* _Brief_
Return each line of the records with nothing changed, pictures excepted.

◇ ◇ ◇ ◇ ◇ ◇ ◇

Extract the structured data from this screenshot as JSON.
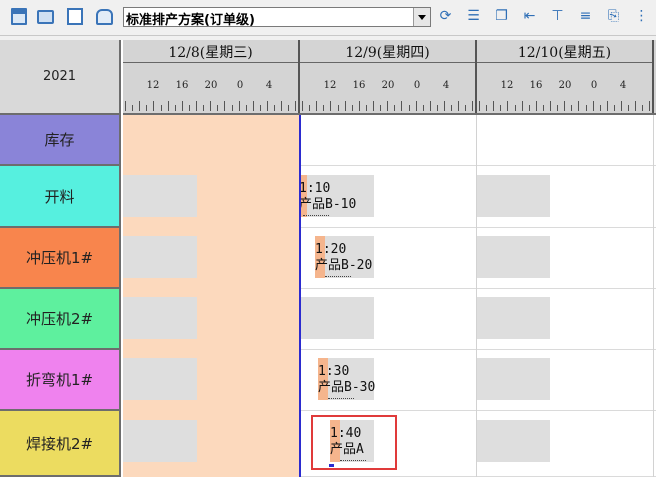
{
  "toolbar": {
    "icons": [
      "save-icon",
      "print-icon",
      "print-preview-icon",
      "print-setup-icon",
      "refresh-icon",
      "list-icon",
      "copy-icon",
      "indent-icon",
      "filter-icon",
      "align-icon",
      "export-icon",
      "more-icon"
    ],
    "scheme_value": "标准排产方案(订单级)"
  },
  "grid": {
    "year": "2021",
    "days": [
      {
        "label": "12/8(星期三)"
      },
      {
        "label": "12/9(星期四)"
      },
      {
        "label": "12/10(星期五)"
      }
    ],
    "hour_labels": [
      "12",
      "16",
      "20",
      "0",
      "4"
    ],
    "rows": [
      {
        "label": "库存",
        "color": "#8a84d8"
      },
      {
        "label": "开料",
        "color": "#56f0df"
      },
      {
        "label": "冲压机1#",
        "color": "#f8854d"
      },
      {
        "label": "冲压机2#",
        "color": "#5ef09e"
      },
      {
        "label": "折弯机1#",
        "color": "#ef82ee"
      },
      {
        "label": "焊接机2#",
        "color": "#ecdc60"
      }
    ],
    "tasks": [
      {
        "line1": "1:10",
        "line2": "产品B-10"
      },
      {
        "line1": "1:20",
        "line2": "产品B-20"
      },
      {
        "line1": "1:30",
        "line2": "产品B-30"
      },
      {
        "line1": "1:40",
        "line2": "产品A"
      }
    ],
    "colors": {
      "past_band": "#fcd9bd",
      "now_line": "#2b2bd0",
      "selection": "#e03a3a",
      "task_bar": "#f5b58d"
    }
  }
}
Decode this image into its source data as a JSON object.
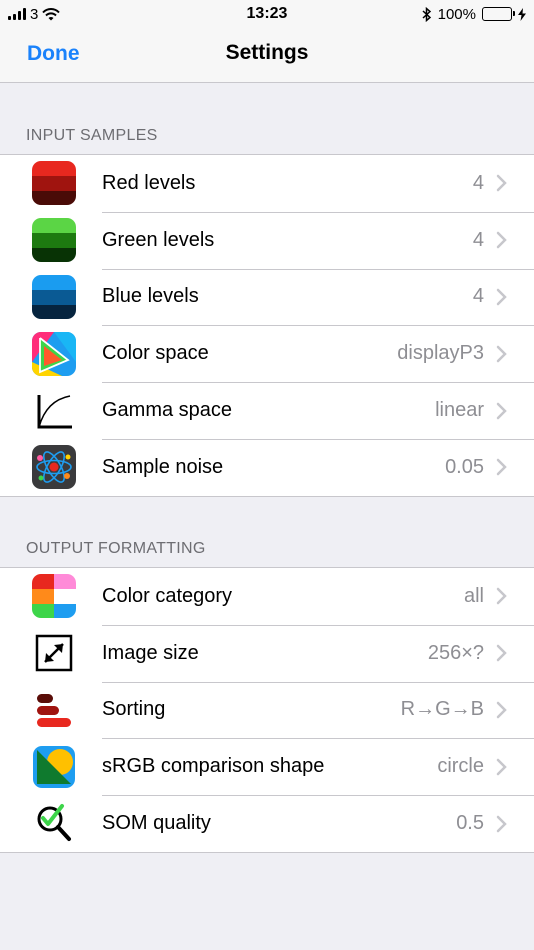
{
  "status_bar": {
    "carrier": "3",
    "time": "13:23",
    "battery": "100%"
  },
  "nav": {
    "done_label": "Done",
    "title": "Settings"
  },
  "sections": [
    {
      "header": "INPUT SAMPLES",
      "rows": [
        {
          "label": "Red levels",
          "value": "4",
          "icon": "red-levels-icon"
        },
        {
          "label": "Green levels",
          "value": "4",
          "icon": "green-levels-icon"
        },
        {
          "label": "Blue levels",
          "value": "4",
          "icon": "blue-levels-icon"
        },
        {
          "label": "Color space",
          "value": "displayP3",
          "icon": "color-space-icon"
        },
        {
          "label": "Gamma space",
          "value": "linear",
          "icon": "gamma-curve-icon"
        },
        {
          "label": "Sample noise",
          "value": "0.05",
          "icon": "atom-noise-icon"
        }
      ]
    },
    {
      "header": "OUTPUT FORMATTING",
      "rows": [
        {
          "label": "Color category",
          "value": "all",
          "icon": "color-category-icon"
        },
        {
          "label": "Image size",
          "value": "256×?",
          "icon": "resize-arrows-icon"
        },
        {
          "label": "Sorting",
          "value": "R→G→B",
          "icon": "sorting-bars-icon"
        },
        {
          "label": "sRGB comparison shape",
          "value": "circle",
          "icon": "comparison-shape-icon"
        },
        {
          "label": "SOM quality",
          "value": "0.5",
          "icon": "magnifier-check-icon"
        }
      ]
    }
  ],
  "colors": {
    "accent": "#1a82fb",
    "secondary_text": "#8e8e93",
    "background": "#efeff4"
  }
}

◇ ◇ ◇ ◇ ◇ ◇ ◇

* _Answer to the problem_
Extract the structured data from this screenshot as JSON.
{
  "toolbar": {
    "icons": [
      "save-icon",
      "print-icon",
      "print-preview-icon",
      "print-setup-icon",
      "refresh-icon",
      "list-icon",
      "copy-icon",
      "indent-icon",
      "filter-icon",
      "align-icon",
      "export-icon",
      "more-icon"
    ],
    "scheme_value": "标准排产方案(订单级)"
  },
  "grid": {
    "year": "2021",
    "days": [
      {
        "label": "12/8(星期三)"
      },
      {
        "label": "12/9(星期四)"
      },
      {
        "label": "12/10(星期五)"
      }
    ],
    "hour_labels": [
      "12",
      "16",
      "20",
      "0",
      "4"
    ],
    "rows": [
      {
        "label": "库存",
        "color": "#8a84d8"
      },
      {
        "label": "开料",
        "color": "#56f0df"
      },
      {
        "label": "冲压机1#",
        "color": "#f8854d"
      },
      {
        "label": "冲压机2#",
        "color": "#5ef09e"
      },
      {
        "label": "折弯机1#",
        "color": "#ef82ee"
      },
      {
        "label": "焊接机2#",
        "color": "#ecdc60"
      }
    ],
    "tasks": [
      {
        "line1": "1:10",
        "line2": "产品B-10"
      },
      {
        "line1": "1:20",
        "line2": "产品B-20"
      },
      {
        "line1": "1:30",
        "line2": "产品B-30"
      },
      {
        "line1": "1:40",
        "line2": "产品A"
      }
    ],
    "colors": {
      "past_band": "#fcd9bd",
      "now_line": "#2b2bd0",
      "selection": "#e03a3a",
      "task_bar": "#f5b58d"
    }
  }
}
Decode this image into its source data as a JSON object.
{
  "status_bar": {
    "carrier": "3",
    "time": "13:23",
    "battery": "100%"
  },
  "nav": {
    "done_label": "Done",
    "title": "Settings"
  },
  "sections": [
    {
      "header": "INPUT SAMPLES",
      "rows": [
        {
          "label": "Red levels",
          "value": "4",
          "icon": "red-levels-icon"
        },
        {
          "label": "Green levels",
          "value": "4",
          "icon": "green-levels-icon"
        },
        {
          "label": "Blue levels",
          "value": "4",
          "icon": "blue-levels-icon"
        },
        {
          "label": "Color space",
          "value": "displayP3",
          "icon": "color-space-icon"
        },
        {
          "label": "Gamma space",
          "value": "linear",
          "icon": "gamma-curve-icon"
        },
        {
          "label": "Sample noise",
          "value": "0.05",
          "icon": "atom-noise-icon"
        }
      ]
    },
    {
      "header": "OUTPUT FORMATTING",
      "rows": [
        {
          "label": "Color category",
          "value": "all",
          "icon": "color-category-icon"
        },
        {
          "label": "Image size",
          "value": "256×?",
          "icon": "resize-arrows-icon"
        },
        {
          "label": "Sorting",
          "value": "R→G→B",
          "icon": "sorting-bars-icon"
        },
        {
          "label": "sRGB comparison shape",
          "value": "circle",
          "icon": "comparison-shape-icon"
        },
        {
          "label": "SOM quality",
          "value": "0.5",
          "icon": "magnifier-check-icon"
        }
      ]
    }
  ],
  "colors": {
    "accent": "#1a82fb",
    "secondary_text": "#8e8e93",
    "background": "#efeff4"
  }
}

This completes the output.